> What the task asks
Copy the entries below exactly. Images do not belong in the copy.

Items from a figure collection
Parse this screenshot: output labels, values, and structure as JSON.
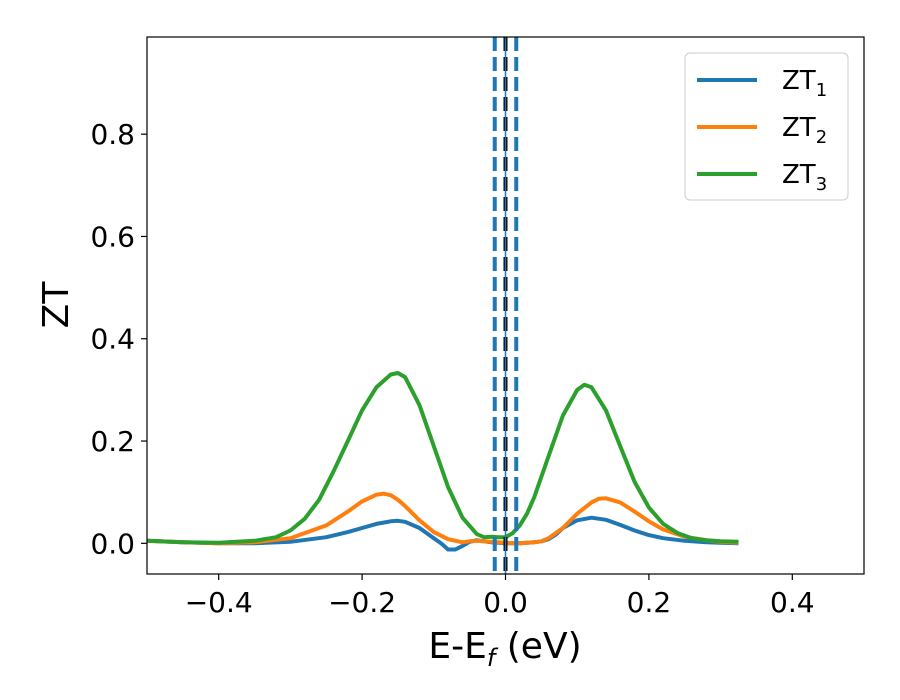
{
  "chart_data": {
    "type": "line",
    "title": "",
    "xlabel": "E-E",
    "xlabel_sub": "f",
    "xlabel_unit": " (eV)",
    "ylabel": "ZT",
    "xlim": [
      -0.5,
      0.5
    ],
    "ylim": [
      -0.06,
      0.99
    ],
    "xticks": [
      {
        "value": -0.4,
        "label": "−0.4"
      },
      {
        "value": -0.2,
        "label": "−0.2"
      },
      {
        "value": 0.0,
        "label": "0.0"
      },
      {
        "value": 0.2,
        "label": "0.2"
      },
      {
        "value": 0.4,
        "label": "0.4"
      }
    ],
    "yticks": [
      {
        "value": 0.0,
        "label": "0.0"
      },
      {
        "value": 0.2,
        "label": "0.2"
      },
      {
        "value": 0.4,
        "label": "0.4"
      },
      {
        "value": 0.6,
        "label": "0.6"
      },
      {
        "value": 0.8,
        "label": "0.8"
      }
    ],
    "grid": false,
    "legend": "top-right",
    "vlines": [
      {
        "x": -0.015,
        "color": "#1f77b4",
        "style": "dashed"
      },
      {
        "x": 0.0,
        "color": "#000000",
        "style": "dashed"
      },
      {
        "x": 0.015,
        "color": "#1f77b4",
        "style": "dashed"
      },
      {
        "x": 0.0,
        "color": "#1f77b4",
        "style": "solid-thin"
      }
    ],
    "series": [
      {
        "name": "ZT",
        "name_sub": "1",
        "color": "#1f77b4",
        "x": [
          -0.5,
          -0.45,
          -0.4,
          -0.35,
          -0.3,
          -0.25,
          -0.22,
          -0.2,
          -0.18,
          -0.16,
          -0.15,
          -0.14,
          -0.12,
          -0.1,
          -0.09,
          -0.08,
          -0.07,
          -0.06,
          -0.05,
          -0.04,
          -0.03,
          -0.02,
          -0.01,
          0.0,
          0.01,
          0.02,
          0.03,
          0.04,
          0.05,
          0.06,
          0.07,
          0.08,
          0.1,
          0.12,
          0.14,
          0.16,
          0.18,
          0.2,
          0.22,
          0.25,
          0.28,
          0.3,
          0.325
        ],
        "y": [
          0.005,
          0.002,
          0.0,
          0.0,
          0.003,
          0.012,
          0.022,
          0.03,
          0.038,
          0.043,
          0.044,
          0.042,
          0.03,
          0.01,
          0.0,
          -0.012,
          -0.012,
          -0.005,
          0.003,
          0.006,
          0.004,
          0.002,
          0.001,
          0.0,
          0.0,
          0.0,
          0.001,
          0.002,
          0.004,
          0.008,
          0.017,
          0.03,
          0.045,
          0.05,
          0.046,
          0.036,
          0.025,
          0.016,
          0.01,
          0.005,
          0.002,
          0.001,
          0.0
        ]
      },
      {
        "name": "ZT",
        "name_sub": "2",
        "color": "#ff7f0e",
        "x": [
          -0.5,
          -0.45,
          -0.4,
          -0.35,
          -0.3,
          -0.25,
          -0.22,
          -0.2,
          -0.18,
          -0.17,
          -0.16,
          -0.15,
          -0.14,
          -0.12,
          -0.1,
          -0.08,
          -0.06,
          -0.05,
          -0.04,
          -0.03,
          -0.02,
          -0.01,
          0.0,
          0.01,
          0.02,
          0.03,
          0.04,
          0.05,
          0.06,
          0.08,
          0.1,
          0.12,
          0.13,
          0.14,
          0.16,
          0.18,
          0.2,
          0.22,
          0.25,
          0.28,
          0.3,
          0.325
        ],
        "y": [
          0.005,
          0.002,
          0.0,
          0.002,
          0.01,
          0.035,
          0.062,
          0.082,
          0.095,
          0.097,
          0.094,
          0.085,
          0.073,
          0.045,
          0.022,
          0.008,
          0.002,
          0.004,
          0.005,
          0.004,
          0.003,
          0.002,
          0.001,
          0.0,
          0.0,
          0.001,
          0.002,
          0.004,
          0.01,
          0.03,
          0.058,
          0.08,
          0.087,
          0.088,
          0.08,
          0.062,
          0.043,
          0.027,
          0.013,
          0.006,
          0.003,
          0.001
        ]
      },
      {
        "name": "ZT",
        "name_sub": "3",
        "color": "#2ca02c",
        "x": [
          -0.5,
          -0.45,
          -0.4,
          -0.35,
          -0.32,
          -0.3,
          -0.28,
          -0.26,
          -0.24,
          -0.22,
          -0.2,
          -0.18,
          -0.16,
          -0.15,
          -0.14,
          -0.12,
          -0.1,
          -0.08,
          -0.06,
          -0.04,
          -0.03,
          -0.02,
          -0.01,
          0.0,
          0.01,
          0.02,
          0.03,
          0.04,
          0.06,
          0.08,
          0.1,
          0.11,
          0.12,
          0.14,
          0.16,
          0.18,
          0.2,
          0.22,
          0.24,
          0.26,
          0.28,
          0.3,
          0.325
        ],
        "y": [
          0.005,
          0.002,
          0.001,
          0.005,
          0.012,
          0.025,
          0.048,
          0.085,
          0.14,
          0.2,
          0.26,
          0.305,
          0.33,
          0.333,
          0.325,
          0.27,
          0.19,
          0.11,
          0.05,
          0.018,
          0.012,
          0.013,
          0.012,
          0.012,
          0.02,
          0.035,
          0.058,
          0.09,
          0.17,
          0.25,
          0.3,
          0.31,
          0.305,
          0.26,
          0.19,
          0.12,
          0.07,
          0.038,
          0.02,
          0.01,
          0.006,
          0.004,
          0.003
        ]
      }
    ]
  }
}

> Completed exercise
Parse this screenshot: output labels, values, and structure as JSON.
{
  "chart_data": {
    "type": "line",
    "title": "",
    "xlabel": "E-E",
    "xlabel_sub": "f",
    "xlabel_unit": " (eV)",
    "ylabel": "ZT",
    "xlim": [
      -0.5,
      0.5
    ],
    "ylim": [
      -0.06,
      0.99
    ],
    "xticks": [
      {
        "value": -0.4,
        "label": "−0.4"
      },
      {
        "value": -0.2,
        "label": "−0.2"
      },
      {
        "value": 0.0,
        "label": "0.0"
      },
      {
        "value": 0.2,
        "label": "0.2"
      },
      {
        "value": 0.4,
        "label": "0.4"
      }
    ],
    "yticks": [
      {
        "value": 0.0,
        "label": "0.0"
      },
      {
        "value": 0.2,
        "label": "0.2"
      },
      {
        "value": 0.4,
        "label": "0.4"
      },
      {
        "value": 0.6,
        "label": "0.6"
      },
      {
        "value": 0.8,
        "label": "0.8"
      }
    ],
    "grid": false,
    "legend": "top-right",
    "vlines": [
      {
        "x": -0.015,
        "color": "#1f77b4",
        "style": "dashed"
      },
      {
        "x": 0.0,
        "color": "#000000",
        "style": "dashed"
      },
      {
        "x": 0.015,
        "color": "#1f77b4",
        "style": "dashed"
      },
      {
        "x": 0.0,
        "color": "#1f77b4",
        "style": "solid-thin"
      }
    ],
    "series": [
      {
        "name": "ZT",
        "name_sub": "1",
        "color": "#1f77b4",
        "x": [
          -0.5,
          -0.45,
          -0.4,
          -0.35,
          -0.3,
          -0.25,
          -0.22,
          -0.2,
          -0.18,
          -0.16,
          -0.15,
          -0.14,
          -0.12,
          -0.1,
          -0.09,
          -0.08,
          -0.07,
          -0.06,
          -0.05,
          -0.04,
          -0.03,
          -0.02,
          -0.01,
          0.0,
          0.01,
          0.02,
          0.03,
          0.04,
          0.05,
          0.06,
          0.07,
          0.08,
          0.1,
          0.12,
          0.14,
          0.16,
          0.18,
          0.2,
          0.22,
          0.25,
          0.28,
          0.3,
          0.325
        ],
        "y": [
          0.005,
          0.002,
          0.0,
          0.0,
          0.003,
          0.012,
          0.022,
          0.03,
          0.038,
          0.043,
          0.044,
          0.042,
          0.03,
          0.01,
          0.0,
          -0.012,
          -0.012,
          -0.005,
          0.003,
          0.006,
          0.004,
          0.002,
          0.001,
          0.0,
          0.0,
          0.0,
          0.001,
          0.002,
          0.004,
          0.008,
          0.017,
          0.03,
          0.045,
          0.05,
          0.046,
          0.036,
          0.025,
          0.016,
          0.01,
          0.005,
          0.002,
          0.001,
          0.0
        ]
      },
      {
        "name": "ZT",
        "name_sub": "2",
        "color": "#ff7f0e",
        "x": [
          -0.5,
          -0.45,
          -0.4,
          -0.35,
          -0.3,
          -0.25,
          -0.22,
          -0.2,
          -0.18,
          -0.17,
          -0.16,
          -0.15,
          -0.14,
          -0.12,
          -0.1,
          -0.08,
          -0.06,
          -0.05,
          -0.04,
          -0.03,
          -0.02,
          -0.01,
          0.0,
          0.01,
          0.02,
          0.03,
          0.04,
          0.05,
          0.06,
          0.08,
          0.1,
          0.12,
          0.13,
          0.14,
          0.16,
          0.18,
          0.2,
          0.22,
          0.25,
          0.28,
          0.3,
          0.325
        ],
        "y": [
          0.005,
          0.002,
          0.0,
          0.002,
          0.01,
          0.035,
          0.062,
          0.082,
          0.095,
          0.097,
          0.094,
          0.085,
          0.073,
          0.045,
          0.022,
          0.008,
          0.002,
          0.004,
          0.005,
          0.004,
          0.003,
          0.002,
          0.001,
          0.0,
          0.0,
          0.001,
          0.002,
          0.004,
          0.01,
          0.03,
          0.058,
          0.08,
          0.087,
          0.088,
          0.08,
          0.062,
          0.043,
          0.027,
          0.013,
          0.006,
          0.003,
          0.001
        ]
      },
      {
        "name": "ZT",
        "name_sub": "3",
        "color": "#2ca02c",
        "x": [
          -0.5,
          -0.45,
          -0.4,
          -0.35,
          -0.32,
          -0.3,
          -0.28,
          -0.26,
          -0.24,
          -0.22,
          -0.2,
          -0.18,
          -0.16,
          -0.15,
          -0.14,
          -0.12,
          -0.1,
          -0.08,
          -0.06,
          -0.04,
          -0.03,
          -0.02,
          -0.01,
          0.0,
          0.01,
          0.02,
          0.03,
          0.04,
          0.06,
          0.08,
          0.1,
          0.11,
          0.12,
          0.14,
          0.16,
          0.18,
          0.2,
          0.22,
          0.24,
          0.26,
          0.28,
          0.3,
          0.325
        ],
        "y": [
          0.005,
          0.002,
          0.001,
          0.005,
          0.012,
          0.025,
          0.048,
          0.085,
          0.14,
          0.2,
          0.26,
          0.305,
          0.33,
          0.333,
          0.325,
          0.27,
          0.19,
          0.11,
          0.05,
          0.018,
          0.012,
          0.013,
          0.012,
          0.012,
          0.02,
          0.035,
          0.058,
          0.09,
          0.17,
          0.25,
          0.3,
          0.31,
          0.305,
          0.26,
          0.19,
          0.12,
          0.07,
          0.038,
          0.02,
          0.01,
          0.006,
          0.004,
          0.003
        ]
      }
    ]
  }
}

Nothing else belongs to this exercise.